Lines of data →
-*-*-
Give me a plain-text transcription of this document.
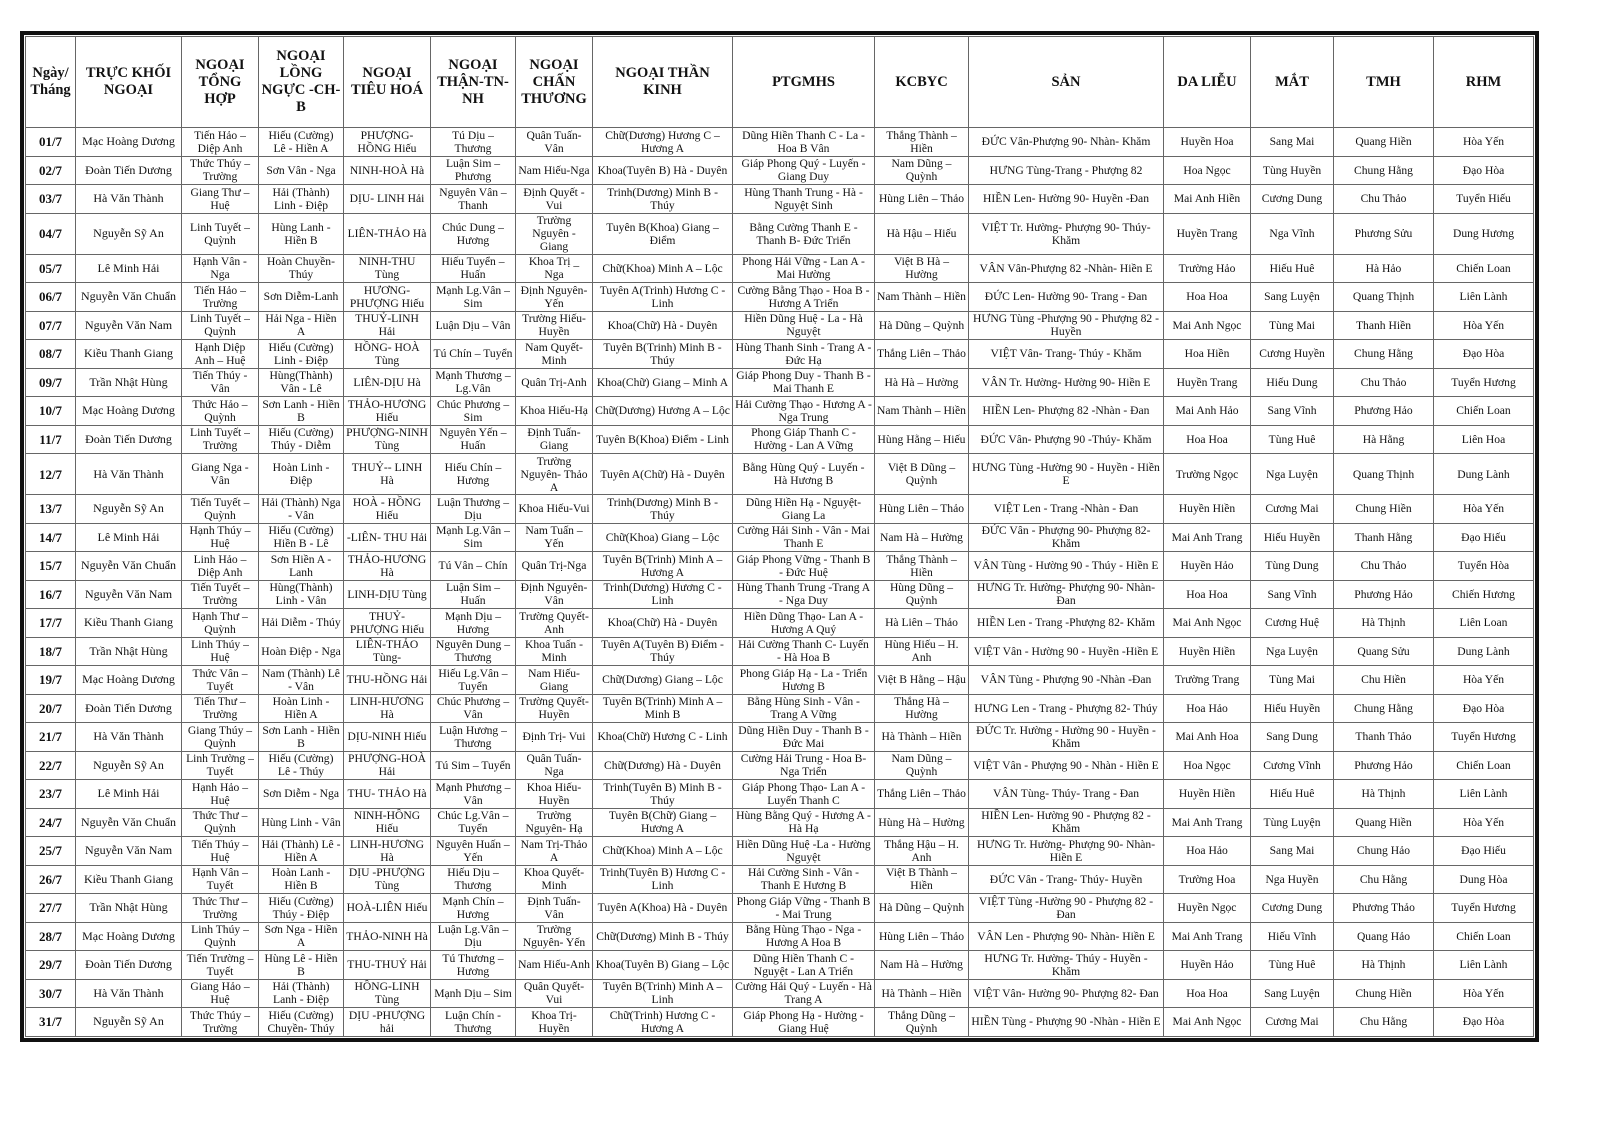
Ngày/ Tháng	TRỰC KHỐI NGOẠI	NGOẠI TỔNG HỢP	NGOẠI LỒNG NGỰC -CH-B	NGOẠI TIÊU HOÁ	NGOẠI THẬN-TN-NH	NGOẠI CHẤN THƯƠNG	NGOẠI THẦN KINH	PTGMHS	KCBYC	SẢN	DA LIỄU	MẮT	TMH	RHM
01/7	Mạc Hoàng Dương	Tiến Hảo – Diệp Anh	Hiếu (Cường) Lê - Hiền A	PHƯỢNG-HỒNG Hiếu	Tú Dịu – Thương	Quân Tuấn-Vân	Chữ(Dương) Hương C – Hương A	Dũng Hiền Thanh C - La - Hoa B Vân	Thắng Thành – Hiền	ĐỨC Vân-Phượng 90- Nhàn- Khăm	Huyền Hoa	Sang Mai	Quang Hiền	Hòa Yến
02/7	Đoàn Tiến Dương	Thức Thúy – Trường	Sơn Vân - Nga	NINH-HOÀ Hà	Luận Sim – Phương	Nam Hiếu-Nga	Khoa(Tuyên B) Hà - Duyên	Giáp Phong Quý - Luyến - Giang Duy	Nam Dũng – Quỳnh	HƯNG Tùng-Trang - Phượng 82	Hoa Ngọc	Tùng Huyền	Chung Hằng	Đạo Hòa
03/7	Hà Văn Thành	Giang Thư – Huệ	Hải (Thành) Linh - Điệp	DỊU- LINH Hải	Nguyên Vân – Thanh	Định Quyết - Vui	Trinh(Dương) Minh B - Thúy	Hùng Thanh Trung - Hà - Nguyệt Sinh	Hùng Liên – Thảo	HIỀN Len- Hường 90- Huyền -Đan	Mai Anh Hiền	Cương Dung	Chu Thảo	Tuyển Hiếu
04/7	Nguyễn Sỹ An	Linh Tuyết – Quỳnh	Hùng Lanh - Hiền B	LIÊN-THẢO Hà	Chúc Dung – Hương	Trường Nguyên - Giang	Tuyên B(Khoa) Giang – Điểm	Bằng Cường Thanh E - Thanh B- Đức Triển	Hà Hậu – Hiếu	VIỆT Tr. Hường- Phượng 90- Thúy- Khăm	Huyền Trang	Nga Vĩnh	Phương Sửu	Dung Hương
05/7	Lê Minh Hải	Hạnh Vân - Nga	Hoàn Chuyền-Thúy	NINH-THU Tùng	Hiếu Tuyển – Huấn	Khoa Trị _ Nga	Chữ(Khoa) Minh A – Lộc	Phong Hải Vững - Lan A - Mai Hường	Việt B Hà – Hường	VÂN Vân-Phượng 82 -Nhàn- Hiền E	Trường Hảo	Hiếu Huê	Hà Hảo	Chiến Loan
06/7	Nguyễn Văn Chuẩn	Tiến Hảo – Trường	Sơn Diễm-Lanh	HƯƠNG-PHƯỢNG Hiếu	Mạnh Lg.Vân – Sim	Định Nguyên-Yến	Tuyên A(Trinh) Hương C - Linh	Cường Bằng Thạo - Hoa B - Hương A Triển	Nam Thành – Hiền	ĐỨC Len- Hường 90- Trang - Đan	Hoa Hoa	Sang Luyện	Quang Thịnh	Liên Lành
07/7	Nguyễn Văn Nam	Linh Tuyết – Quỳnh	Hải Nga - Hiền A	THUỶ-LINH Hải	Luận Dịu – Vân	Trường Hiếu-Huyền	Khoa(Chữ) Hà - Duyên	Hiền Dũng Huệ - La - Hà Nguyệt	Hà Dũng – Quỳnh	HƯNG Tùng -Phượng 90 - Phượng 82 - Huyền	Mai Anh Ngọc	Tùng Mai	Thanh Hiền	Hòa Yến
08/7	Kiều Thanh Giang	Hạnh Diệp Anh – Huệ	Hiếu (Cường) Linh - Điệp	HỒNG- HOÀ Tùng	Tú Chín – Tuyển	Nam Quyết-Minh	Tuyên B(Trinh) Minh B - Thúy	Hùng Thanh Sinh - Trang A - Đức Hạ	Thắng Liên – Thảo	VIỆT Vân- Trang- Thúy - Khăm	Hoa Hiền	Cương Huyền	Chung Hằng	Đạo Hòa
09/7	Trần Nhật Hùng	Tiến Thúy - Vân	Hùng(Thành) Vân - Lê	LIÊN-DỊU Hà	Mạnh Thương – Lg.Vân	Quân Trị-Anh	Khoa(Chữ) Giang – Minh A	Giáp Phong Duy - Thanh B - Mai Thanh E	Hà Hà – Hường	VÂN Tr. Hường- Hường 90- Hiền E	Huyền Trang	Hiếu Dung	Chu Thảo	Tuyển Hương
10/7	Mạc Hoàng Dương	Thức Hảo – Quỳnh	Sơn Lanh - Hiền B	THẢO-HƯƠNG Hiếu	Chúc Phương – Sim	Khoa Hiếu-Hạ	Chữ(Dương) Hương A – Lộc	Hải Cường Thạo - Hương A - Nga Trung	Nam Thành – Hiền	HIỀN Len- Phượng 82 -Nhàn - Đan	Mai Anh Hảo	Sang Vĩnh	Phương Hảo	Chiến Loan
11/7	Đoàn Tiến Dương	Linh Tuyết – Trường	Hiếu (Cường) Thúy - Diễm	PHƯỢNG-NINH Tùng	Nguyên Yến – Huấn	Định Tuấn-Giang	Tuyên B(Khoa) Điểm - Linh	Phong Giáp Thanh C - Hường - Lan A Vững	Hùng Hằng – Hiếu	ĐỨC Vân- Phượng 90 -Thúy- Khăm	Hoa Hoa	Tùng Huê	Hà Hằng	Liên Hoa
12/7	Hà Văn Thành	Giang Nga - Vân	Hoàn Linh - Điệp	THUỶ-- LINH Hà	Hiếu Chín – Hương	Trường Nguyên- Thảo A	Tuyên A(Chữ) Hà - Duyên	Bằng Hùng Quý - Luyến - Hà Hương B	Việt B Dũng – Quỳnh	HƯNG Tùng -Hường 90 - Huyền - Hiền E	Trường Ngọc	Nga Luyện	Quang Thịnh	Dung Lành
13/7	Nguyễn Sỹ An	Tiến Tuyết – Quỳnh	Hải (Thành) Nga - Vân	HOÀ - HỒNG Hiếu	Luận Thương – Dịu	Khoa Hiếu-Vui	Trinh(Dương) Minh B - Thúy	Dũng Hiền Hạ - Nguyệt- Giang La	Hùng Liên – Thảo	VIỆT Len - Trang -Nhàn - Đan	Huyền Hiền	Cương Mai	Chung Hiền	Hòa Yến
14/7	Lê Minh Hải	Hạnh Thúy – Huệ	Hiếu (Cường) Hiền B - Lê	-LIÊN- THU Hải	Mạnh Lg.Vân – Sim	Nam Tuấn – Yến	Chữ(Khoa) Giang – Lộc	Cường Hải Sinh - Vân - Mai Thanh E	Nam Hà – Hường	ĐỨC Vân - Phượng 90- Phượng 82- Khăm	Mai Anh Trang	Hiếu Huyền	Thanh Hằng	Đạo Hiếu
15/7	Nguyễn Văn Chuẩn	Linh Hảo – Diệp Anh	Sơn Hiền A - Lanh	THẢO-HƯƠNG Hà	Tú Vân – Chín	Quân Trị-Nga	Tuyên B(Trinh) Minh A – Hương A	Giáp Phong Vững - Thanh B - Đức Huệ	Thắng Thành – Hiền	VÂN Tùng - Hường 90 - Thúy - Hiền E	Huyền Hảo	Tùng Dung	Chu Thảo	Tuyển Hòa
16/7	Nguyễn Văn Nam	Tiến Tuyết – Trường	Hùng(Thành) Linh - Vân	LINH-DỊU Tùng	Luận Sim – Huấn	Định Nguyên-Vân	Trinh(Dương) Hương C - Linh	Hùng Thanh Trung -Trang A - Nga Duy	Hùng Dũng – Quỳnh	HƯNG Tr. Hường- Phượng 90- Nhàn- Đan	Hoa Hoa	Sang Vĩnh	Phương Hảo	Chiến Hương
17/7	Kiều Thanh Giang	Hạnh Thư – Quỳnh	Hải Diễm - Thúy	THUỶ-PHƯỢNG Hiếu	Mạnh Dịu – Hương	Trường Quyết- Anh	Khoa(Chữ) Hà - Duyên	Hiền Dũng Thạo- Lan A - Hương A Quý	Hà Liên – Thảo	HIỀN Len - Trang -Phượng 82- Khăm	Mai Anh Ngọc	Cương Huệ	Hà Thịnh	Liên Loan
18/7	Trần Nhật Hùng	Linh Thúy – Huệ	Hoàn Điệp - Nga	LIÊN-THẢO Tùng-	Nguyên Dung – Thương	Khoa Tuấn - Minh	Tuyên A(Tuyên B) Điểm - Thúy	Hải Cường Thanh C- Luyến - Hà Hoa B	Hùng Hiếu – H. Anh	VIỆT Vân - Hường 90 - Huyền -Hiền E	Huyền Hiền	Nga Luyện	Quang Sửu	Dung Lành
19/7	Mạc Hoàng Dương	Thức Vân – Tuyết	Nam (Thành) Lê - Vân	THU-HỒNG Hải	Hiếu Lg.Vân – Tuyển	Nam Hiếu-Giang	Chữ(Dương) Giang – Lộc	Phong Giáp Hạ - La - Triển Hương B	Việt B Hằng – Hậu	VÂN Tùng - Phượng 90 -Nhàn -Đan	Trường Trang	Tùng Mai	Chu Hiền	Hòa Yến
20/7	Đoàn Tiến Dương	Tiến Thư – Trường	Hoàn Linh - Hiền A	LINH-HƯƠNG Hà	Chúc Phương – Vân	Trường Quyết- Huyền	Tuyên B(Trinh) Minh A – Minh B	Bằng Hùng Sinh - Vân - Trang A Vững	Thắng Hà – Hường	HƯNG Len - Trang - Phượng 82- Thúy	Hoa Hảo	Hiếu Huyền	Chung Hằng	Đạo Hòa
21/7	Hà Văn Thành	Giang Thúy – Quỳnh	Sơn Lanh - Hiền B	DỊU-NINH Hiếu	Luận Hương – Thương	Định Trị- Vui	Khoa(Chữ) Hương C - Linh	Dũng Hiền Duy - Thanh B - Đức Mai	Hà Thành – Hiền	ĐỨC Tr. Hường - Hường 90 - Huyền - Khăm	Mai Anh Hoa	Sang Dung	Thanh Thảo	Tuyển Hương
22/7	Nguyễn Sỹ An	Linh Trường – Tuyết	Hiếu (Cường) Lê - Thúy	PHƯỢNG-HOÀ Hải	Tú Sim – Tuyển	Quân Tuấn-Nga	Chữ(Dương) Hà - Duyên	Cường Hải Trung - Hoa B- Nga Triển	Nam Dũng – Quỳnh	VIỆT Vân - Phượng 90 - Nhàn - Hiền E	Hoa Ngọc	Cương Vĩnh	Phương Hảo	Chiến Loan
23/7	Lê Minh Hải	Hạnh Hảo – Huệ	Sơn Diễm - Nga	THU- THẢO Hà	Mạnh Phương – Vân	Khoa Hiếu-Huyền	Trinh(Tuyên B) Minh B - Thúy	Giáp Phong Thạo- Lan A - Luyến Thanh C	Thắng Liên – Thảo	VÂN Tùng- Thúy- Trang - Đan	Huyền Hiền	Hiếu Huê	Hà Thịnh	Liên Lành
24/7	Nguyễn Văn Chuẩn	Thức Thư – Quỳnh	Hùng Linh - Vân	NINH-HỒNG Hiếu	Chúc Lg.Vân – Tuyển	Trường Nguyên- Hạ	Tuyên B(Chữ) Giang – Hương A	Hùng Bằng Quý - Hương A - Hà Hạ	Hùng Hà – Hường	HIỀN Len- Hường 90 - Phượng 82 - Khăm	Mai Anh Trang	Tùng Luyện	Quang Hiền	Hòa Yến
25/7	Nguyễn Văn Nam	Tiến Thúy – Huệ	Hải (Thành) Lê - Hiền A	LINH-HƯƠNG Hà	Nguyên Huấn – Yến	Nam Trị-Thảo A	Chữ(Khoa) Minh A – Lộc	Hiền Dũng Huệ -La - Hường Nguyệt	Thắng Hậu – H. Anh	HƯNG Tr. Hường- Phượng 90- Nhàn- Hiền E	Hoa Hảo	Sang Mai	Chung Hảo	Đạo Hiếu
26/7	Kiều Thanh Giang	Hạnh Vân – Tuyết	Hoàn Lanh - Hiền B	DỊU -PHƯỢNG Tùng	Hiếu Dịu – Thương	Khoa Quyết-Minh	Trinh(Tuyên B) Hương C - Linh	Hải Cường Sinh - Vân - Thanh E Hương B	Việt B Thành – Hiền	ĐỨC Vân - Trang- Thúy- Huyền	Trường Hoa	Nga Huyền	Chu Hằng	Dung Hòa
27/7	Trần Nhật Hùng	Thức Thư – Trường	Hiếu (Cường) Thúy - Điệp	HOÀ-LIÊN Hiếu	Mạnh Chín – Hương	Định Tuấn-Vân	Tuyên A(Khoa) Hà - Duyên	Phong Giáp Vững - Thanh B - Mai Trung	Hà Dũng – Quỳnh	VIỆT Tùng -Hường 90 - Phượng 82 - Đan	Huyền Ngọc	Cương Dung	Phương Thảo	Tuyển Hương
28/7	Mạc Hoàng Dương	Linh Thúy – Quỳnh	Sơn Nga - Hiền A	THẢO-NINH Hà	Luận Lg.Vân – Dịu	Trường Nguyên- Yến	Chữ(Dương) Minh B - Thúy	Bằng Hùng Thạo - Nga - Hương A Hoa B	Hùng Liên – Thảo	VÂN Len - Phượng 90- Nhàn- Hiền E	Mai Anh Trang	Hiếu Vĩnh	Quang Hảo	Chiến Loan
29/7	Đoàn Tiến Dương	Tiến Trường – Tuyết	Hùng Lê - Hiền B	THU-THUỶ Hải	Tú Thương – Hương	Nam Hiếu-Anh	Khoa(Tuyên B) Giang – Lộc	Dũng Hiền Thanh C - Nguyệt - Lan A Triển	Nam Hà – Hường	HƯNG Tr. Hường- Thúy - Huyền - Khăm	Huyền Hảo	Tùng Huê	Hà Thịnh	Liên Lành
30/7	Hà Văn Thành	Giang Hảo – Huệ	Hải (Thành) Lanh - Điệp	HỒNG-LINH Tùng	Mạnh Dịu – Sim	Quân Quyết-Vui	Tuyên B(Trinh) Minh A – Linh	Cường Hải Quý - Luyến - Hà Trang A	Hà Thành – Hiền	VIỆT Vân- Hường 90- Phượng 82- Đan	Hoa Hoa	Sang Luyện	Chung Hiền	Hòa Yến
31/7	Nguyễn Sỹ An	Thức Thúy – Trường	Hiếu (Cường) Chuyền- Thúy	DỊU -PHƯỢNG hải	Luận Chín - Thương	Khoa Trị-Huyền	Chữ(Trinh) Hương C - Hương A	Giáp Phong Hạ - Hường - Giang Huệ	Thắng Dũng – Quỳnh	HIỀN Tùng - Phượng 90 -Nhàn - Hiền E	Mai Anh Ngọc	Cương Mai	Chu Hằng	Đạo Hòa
-*-*-
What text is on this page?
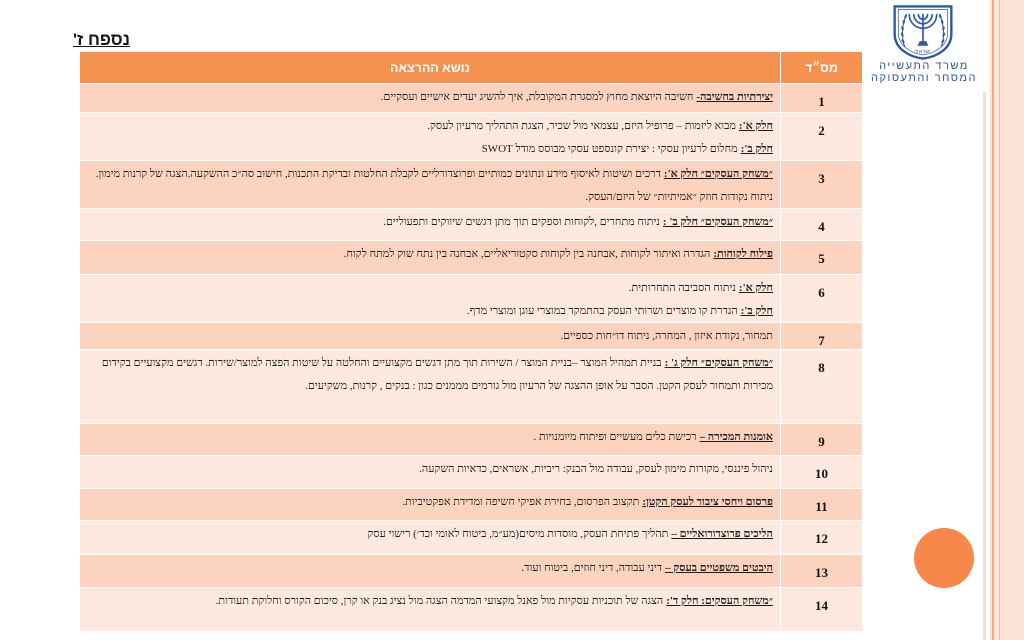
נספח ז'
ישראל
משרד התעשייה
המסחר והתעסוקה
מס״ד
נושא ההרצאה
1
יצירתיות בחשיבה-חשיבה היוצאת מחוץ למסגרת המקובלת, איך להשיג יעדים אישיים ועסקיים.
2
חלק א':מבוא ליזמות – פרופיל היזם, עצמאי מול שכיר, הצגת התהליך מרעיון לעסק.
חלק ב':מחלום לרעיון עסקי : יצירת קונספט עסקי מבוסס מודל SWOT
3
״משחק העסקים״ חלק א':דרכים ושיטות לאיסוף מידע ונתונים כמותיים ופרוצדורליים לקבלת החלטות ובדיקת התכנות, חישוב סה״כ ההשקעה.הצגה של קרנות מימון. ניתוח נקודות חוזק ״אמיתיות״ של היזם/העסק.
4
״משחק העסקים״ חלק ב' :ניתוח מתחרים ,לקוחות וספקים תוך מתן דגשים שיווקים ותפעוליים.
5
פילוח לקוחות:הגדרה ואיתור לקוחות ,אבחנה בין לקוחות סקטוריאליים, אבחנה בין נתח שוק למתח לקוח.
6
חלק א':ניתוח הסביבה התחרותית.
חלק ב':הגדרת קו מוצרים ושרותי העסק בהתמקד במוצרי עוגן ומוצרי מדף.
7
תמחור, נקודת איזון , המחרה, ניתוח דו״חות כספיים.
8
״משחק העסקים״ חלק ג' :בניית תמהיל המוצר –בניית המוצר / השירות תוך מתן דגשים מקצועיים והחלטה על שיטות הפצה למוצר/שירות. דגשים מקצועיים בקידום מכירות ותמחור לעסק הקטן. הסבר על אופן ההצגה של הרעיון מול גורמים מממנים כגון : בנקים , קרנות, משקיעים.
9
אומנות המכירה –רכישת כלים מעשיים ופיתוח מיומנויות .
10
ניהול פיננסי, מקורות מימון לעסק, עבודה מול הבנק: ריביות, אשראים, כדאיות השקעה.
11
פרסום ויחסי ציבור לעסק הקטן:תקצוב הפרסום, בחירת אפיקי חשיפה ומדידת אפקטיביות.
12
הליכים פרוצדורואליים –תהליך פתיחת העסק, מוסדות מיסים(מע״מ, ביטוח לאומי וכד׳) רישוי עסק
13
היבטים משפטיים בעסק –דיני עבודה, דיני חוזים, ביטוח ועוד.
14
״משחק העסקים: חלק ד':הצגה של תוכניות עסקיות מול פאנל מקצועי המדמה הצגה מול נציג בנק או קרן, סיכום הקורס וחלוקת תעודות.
-*-*-
Objective → Go through the records. Copy each line where "משחק" appears.

Written response →
״משחק העסקים״ חלק א':דרכים ושיטות לאיסוף מידע ונתונים כמותיים ופרוצדורליים לקבלת החלטות ובדיקת התכנות, חישוב סה״כ ההשקעה.הצגה של קרנות מימון. ניתוח נקודות חוזק ״אמיתיות״ של היזם/העסק.
״משחק העסקים״ חלק ב' :ניתוח מתחרים ,לקוחות וספקים תוך מתן דגשים שיווקים ותפעוליים.
״משחק העסקים״ חלק ג' :בניית תמהיל המוצר –בניית המוצר / השירות תוך מתן דגשים מקצועיים והחלטה על שיטות הפצה למוצר/שירות. דגשים מקצועיים בקידום מכירות ותמחור לעסק הקטן. הסבר על אופן ההצגה של הרעיון מול גורמים מממנים כגון : בנקים , קרנות, משקיעים.
״משחק העסקים: חלק ד':הצגה של תוכניות עסקיות מול פאנל מקצועי המדמה הצגה מול נציג בנק או קרן, סיכום הקורס וחלוקת תעודות.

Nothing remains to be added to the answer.